● **Written task 1**
Retype the forum thread on line noise filters word for word, starting with "July 6th, 2020, 8:44" and going on through "the amps into.".

● **Source text**
+ + +

July 6th, 2020, 8:42 pm

I followed only a bit of the discussion on isolation transformers, but I have a specific question: My friend Jim lives in a small condo in Rehoboth Beach, and lately has noticed that the Williamson amps I built for him have a slight hum, very slight but it bothers me that he has to live with it. I'm pretty sure it's not the amps themselves because they were dead quiet when I sent them, and he only mentioned it recently. But we narrowed it down to the amps with the inputs shorted. Bias and balance settings are fine. I had him turn off a ceiling fan in the living room, and he thinks the noise diminished. So my thought is that, now that the warm weather has set in and they are now using several ceilings on dimmers in the condo, he's getting some line noise. What sort of device is best to limit or remove this? I don't think he wants to spend a fortune on an audiophile-type power conditioner. Is there something more basic and easily obtainable that would remove this line noise?

Re: Line noise filters

July 6th, 2020, 8:44 pm

https://www.mouser.com/manufacturer/corcom/

Roscoe

Re: Line noise filters

July 6th, 2020, 9:01 pm

Thanks for that, but this would have to be something external he can plug the amps into.

Re: Line noise filters

July 6th, 2020, 9:47 pm

Does it need to be off the shelf? Put a corcom in a box with a duplex receptacle...

+ + +

● **Exercise inputs**
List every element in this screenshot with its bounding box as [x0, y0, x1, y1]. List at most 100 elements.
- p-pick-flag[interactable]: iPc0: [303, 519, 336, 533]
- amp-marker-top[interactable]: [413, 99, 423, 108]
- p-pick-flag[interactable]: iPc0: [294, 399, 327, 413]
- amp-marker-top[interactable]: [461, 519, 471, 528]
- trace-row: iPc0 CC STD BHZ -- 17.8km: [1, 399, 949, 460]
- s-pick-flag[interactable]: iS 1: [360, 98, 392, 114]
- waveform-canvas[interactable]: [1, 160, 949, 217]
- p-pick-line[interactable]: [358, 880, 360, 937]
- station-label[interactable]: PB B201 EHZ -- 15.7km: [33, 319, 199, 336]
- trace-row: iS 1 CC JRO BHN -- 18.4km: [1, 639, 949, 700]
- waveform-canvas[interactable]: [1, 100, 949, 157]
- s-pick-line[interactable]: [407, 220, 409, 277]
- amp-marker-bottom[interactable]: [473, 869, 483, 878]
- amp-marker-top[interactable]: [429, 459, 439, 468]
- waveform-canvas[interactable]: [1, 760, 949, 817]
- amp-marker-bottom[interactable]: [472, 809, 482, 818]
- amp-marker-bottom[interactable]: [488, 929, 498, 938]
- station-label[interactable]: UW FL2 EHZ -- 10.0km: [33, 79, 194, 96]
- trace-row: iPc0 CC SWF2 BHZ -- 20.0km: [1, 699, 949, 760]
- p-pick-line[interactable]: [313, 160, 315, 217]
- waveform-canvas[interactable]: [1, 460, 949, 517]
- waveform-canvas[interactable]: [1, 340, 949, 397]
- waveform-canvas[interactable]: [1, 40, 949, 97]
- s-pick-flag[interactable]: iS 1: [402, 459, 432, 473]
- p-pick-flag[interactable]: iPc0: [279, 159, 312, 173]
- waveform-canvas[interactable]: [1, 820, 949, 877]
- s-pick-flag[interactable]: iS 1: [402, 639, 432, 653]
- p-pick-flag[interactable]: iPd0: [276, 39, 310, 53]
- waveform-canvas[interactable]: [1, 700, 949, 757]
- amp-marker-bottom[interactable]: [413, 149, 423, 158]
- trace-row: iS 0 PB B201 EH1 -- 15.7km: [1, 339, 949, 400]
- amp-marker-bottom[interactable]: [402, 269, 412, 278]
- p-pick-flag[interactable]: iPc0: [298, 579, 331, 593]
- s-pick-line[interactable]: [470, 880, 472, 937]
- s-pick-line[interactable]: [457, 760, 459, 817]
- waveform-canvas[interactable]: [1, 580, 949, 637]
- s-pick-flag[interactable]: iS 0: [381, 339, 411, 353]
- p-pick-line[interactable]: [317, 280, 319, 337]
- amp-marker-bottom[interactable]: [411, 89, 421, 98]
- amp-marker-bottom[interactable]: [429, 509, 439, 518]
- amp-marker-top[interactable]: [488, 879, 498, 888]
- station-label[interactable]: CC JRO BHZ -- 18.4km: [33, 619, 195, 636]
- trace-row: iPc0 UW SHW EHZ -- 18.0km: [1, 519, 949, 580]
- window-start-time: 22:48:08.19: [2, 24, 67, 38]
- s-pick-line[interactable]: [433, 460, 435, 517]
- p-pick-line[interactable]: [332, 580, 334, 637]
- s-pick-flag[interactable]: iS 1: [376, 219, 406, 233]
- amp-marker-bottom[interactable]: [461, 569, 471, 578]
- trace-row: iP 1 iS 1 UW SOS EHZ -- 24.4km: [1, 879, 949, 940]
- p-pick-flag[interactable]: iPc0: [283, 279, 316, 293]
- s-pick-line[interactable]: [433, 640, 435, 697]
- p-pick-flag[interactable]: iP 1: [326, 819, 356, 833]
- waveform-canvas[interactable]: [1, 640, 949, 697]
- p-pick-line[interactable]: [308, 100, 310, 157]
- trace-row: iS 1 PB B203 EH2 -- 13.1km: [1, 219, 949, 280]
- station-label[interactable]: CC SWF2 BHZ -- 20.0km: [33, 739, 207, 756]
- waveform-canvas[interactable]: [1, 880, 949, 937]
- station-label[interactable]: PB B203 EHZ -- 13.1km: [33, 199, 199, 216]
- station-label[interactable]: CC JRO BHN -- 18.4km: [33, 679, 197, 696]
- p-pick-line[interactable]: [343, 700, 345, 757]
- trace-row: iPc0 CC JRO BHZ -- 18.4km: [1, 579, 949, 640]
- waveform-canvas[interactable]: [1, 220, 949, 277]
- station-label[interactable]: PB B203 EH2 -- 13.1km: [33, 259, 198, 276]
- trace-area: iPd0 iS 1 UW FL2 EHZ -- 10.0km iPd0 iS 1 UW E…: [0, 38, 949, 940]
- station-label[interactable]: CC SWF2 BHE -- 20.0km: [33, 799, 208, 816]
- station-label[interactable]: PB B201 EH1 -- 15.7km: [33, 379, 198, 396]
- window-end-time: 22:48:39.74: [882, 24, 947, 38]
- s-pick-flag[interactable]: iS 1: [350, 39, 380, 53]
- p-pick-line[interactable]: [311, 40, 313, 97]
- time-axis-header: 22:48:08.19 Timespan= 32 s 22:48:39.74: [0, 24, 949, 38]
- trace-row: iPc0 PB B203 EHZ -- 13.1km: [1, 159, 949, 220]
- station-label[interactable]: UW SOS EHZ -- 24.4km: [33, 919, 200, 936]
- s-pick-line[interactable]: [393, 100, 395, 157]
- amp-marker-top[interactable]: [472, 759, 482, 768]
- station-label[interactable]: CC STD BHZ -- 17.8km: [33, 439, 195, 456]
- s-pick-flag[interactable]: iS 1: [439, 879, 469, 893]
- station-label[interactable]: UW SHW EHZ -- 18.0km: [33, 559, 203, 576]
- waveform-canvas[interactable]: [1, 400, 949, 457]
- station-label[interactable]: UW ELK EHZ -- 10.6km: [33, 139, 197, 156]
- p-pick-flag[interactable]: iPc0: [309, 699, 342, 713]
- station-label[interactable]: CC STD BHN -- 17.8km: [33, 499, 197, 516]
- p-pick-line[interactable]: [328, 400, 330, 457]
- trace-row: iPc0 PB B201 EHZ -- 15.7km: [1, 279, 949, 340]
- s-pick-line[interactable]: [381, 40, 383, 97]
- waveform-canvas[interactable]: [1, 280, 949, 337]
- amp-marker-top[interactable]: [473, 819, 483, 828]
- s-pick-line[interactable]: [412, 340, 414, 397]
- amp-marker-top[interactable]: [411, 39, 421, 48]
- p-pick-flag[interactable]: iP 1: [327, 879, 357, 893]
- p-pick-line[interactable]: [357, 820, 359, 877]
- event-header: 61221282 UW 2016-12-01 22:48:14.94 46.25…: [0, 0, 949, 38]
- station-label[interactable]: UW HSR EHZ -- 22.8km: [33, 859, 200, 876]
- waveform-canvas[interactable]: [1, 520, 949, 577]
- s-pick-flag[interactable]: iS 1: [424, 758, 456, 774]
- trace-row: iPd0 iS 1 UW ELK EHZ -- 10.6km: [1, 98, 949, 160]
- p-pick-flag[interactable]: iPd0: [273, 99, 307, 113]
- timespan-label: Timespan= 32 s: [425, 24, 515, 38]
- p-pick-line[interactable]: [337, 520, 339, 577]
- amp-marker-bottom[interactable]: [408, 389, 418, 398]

+ + +

● **Written task 2**
In the records, swap "waveform-canvas" for "signal-canvas" in the lines starting with the first line of the records and going on through the line with "- amp-marker-bottom[interactable]: [473, 869, 483, 878]". Give back only those lines, with everything else unchanged.

● **Problem solution 1**
July 6th, 2020, 8:44 pm

https://www.mouser.com/manufacturer/corcom/

Roscoe

Re: Line noise filters

July 6th, 2020, 9:01 pm

Thanks for that, but this would have to be something external he can plug the amps into.

● **Problem solution 2**
List every element in this screenshot with its bounding box as [x0, y0, x1, y1]. List at most 100 elements.
- p-pick-flag[interactable]: iPc0: [303, 519, 336, 533]
- amp-marker-top[interactable]: [413, 99, 423, 108]
- p-pick-flag[interactable]: iPc0: [294, 399, 327, 413]
- amp-marker-top[interactable]: [461, 519, 471, 528]
- trace-row: iPc0 CC STD BHZ -- 17.8km: [1, 399, 949, 460]
- s-pick-flag[interactable]: iS 1: [360, 98, 392, 114]
- signal-canvas[interactable]: [1, 160, 949, 217]
- p-pick-line[interactable]: [358, 880, 360, 937]
- station-label[interactable]: PB B201 EHZ -- 15.7km: [33, 319, 199, 336]
- trace-row: iS 1 CC JRO BHN -- 18.4km: [1, 639, 949, 700]
- signal-canvas[interactable]: [1, 100, 949, 157]
- s-pick-line[interactable]: [407, 220, 409, 277]
- amp-marker-bottom[interactable]: [473, 869, 483, 878]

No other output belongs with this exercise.